Figure record extracts:
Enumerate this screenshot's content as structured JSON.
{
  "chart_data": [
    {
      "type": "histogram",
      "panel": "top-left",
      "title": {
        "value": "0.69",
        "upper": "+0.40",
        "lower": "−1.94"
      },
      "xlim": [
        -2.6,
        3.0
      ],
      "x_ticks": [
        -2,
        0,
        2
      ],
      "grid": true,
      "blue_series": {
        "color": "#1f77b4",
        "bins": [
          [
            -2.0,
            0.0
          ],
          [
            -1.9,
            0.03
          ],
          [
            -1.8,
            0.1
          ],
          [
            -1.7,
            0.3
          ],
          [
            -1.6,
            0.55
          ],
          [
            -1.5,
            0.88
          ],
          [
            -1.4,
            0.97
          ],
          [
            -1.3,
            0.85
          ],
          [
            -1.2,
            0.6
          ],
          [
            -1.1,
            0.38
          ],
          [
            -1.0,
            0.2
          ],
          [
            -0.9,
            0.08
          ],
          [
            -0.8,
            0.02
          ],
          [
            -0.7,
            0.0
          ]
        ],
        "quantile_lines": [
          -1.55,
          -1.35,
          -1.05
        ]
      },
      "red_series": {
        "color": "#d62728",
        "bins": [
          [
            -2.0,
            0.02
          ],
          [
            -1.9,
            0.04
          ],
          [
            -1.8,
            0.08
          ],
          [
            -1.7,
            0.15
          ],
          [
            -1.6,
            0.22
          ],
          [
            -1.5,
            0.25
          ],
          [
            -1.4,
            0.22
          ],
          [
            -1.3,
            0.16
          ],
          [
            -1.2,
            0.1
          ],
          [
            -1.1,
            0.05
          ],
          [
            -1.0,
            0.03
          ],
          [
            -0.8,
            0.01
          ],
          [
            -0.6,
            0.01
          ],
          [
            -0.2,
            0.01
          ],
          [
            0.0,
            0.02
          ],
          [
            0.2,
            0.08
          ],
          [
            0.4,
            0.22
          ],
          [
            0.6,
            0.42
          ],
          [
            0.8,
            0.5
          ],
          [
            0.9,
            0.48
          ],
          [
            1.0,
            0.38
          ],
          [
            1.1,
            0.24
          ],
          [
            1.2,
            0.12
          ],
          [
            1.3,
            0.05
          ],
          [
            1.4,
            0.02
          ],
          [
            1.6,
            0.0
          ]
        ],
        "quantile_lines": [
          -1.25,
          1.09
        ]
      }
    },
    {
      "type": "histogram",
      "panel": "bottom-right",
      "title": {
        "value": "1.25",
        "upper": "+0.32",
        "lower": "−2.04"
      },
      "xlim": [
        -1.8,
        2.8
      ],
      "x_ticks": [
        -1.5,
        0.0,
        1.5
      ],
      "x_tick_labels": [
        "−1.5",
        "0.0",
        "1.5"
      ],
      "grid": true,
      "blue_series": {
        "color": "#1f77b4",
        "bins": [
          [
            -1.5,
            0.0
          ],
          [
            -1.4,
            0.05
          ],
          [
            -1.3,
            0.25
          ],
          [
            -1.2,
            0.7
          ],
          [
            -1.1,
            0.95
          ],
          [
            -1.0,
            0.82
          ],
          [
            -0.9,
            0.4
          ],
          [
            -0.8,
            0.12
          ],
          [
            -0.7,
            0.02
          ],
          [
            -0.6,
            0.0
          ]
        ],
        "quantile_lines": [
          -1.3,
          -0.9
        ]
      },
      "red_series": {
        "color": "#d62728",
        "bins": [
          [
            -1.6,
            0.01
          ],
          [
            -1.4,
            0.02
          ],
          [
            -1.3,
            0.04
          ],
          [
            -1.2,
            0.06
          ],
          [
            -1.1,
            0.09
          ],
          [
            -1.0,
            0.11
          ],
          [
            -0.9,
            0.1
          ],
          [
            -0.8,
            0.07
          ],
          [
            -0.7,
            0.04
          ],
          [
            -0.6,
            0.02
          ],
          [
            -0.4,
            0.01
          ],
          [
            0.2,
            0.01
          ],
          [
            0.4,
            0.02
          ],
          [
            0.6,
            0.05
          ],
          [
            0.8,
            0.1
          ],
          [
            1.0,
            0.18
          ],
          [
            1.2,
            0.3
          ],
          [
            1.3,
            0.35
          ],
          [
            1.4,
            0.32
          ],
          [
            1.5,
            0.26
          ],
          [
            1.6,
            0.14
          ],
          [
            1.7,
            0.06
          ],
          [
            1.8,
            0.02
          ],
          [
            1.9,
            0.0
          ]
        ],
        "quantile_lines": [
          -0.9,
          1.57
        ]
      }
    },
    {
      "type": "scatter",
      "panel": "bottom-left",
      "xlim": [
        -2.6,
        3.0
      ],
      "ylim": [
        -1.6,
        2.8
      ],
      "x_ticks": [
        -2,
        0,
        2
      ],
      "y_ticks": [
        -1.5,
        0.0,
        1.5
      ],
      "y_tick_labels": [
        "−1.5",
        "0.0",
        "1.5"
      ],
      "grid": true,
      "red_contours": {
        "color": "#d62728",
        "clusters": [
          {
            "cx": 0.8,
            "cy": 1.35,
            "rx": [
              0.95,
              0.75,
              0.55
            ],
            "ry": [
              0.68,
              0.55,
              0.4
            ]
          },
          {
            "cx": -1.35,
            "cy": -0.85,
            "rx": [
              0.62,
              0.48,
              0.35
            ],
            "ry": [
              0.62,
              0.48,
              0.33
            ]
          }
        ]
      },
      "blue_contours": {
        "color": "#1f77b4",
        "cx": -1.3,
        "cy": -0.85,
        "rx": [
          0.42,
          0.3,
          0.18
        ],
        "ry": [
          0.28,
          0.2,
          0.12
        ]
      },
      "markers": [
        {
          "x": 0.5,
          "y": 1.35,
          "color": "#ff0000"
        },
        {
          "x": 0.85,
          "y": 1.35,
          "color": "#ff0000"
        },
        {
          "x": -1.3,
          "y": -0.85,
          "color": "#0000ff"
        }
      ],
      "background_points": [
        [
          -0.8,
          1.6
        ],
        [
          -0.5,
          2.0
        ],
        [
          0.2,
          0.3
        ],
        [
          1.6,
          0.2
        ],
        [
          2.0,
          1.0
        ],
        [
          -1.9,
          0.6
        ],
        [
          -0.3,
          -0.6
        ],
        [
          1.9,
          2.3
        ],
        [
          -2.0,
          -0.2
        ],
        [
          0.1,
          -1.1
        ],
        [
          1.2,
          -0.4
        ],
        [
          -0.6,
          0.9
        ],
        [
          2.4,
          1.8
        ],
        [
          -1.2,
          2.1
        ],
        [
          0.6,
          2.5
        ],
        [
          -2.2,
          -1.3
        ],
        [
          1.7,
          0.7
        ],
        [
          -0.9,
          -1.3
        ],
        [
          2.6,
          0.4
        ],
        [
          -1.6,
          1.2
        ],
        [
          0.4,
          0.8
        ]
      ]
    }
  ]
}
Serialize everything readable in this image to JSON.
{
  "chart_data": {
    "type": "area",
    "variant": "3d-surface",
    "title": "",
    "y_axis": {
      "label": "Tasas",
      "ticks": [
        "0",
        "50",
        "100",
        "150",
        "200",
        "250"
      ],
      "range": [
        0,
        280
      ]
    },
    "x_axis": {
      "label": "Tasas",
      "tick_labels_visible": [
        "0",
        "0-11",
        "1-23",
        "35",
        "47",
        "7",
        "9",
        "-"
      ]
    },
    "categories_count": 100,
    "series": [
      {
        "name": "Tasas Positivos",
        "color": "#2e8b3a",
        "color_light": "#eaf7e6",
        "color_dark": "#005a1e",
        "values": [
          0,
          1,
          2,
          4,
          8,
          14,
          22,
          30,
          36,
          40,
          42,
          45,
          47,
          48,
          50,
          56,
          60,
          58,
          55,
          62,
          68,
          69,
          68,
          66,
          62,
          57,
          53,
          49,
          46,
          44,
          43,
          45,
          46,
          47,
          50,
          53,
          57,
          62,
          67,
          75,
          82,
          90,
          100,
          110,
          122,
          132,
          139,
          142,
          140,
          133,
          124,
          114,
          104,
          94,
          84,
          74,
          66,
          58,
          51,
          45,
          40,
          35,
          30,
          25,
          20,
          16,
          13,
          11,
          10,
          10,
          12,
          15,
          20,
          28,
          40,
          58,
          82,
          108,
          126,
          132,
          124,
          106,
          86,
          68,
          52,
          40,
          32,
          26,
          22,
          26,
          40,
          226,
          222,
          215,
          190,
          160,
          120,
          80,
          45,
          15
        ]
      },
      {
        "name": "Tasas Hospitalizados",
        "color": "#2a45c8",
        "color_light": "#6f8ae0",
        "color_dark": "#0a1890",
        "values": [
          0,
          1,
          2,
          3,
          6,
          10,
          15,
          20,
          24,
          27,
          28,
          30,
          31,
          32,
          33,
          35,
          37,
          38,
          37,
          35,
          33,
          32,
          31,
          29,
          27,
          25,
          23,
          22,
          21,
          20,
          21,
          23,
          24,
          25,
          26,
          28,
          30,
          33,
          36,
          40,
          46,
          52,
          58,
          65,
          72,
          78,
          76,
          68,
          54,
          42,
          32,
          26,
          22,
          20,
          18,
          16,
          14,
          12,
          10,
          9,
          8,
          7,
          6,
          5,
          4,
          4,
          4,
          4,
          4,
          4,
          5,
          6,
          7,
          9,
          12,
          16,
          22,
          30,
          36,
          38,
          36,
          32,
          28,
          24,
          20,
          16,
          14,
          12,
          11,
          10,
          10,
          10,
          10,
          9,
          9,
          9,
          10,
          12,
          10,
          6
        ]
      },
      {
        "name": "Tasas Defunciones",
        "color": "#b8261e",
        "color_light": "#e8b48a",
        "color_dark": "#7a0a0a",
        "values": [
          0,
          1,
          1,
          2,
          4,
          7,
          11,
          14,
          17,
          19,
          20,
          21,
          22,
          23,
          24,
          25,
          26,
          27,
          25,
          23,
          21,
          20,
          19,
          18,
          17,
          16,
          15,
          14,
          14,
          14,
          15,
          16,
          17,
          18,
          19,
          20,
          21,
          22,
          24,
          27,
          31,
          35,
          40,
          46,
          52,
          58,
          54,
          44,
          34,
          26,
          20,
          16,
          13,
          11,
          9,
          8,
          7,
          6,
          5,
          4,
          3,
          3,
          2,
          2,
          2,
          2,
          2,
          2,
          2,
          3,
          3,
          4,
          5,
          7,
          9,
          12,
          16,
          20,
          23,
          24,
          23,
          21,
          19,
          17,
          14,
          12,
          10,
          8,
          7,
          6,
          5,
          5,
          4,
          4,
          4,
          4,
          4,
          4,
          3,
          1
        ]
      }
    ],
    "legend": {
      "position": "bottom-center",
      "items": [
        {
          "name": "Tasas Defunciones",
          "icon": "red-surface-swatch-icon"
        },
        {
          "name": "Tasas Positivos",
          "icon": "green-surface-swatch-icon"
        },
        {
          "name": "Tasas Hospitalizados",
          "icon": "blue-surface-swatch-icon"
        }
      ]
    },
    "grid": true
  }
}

What you need to do
Take each line containing the string "name" and copy it out.

Written solution
        "name": "Tasas Positivos",
        "name": "Tasas Hospitalizados",
        "name": "Tasas Defunciones",
          "name": "Tasas Defunciones",
          "name": "Tasas Positivos",
          "name": "Tasas Hospitalizados",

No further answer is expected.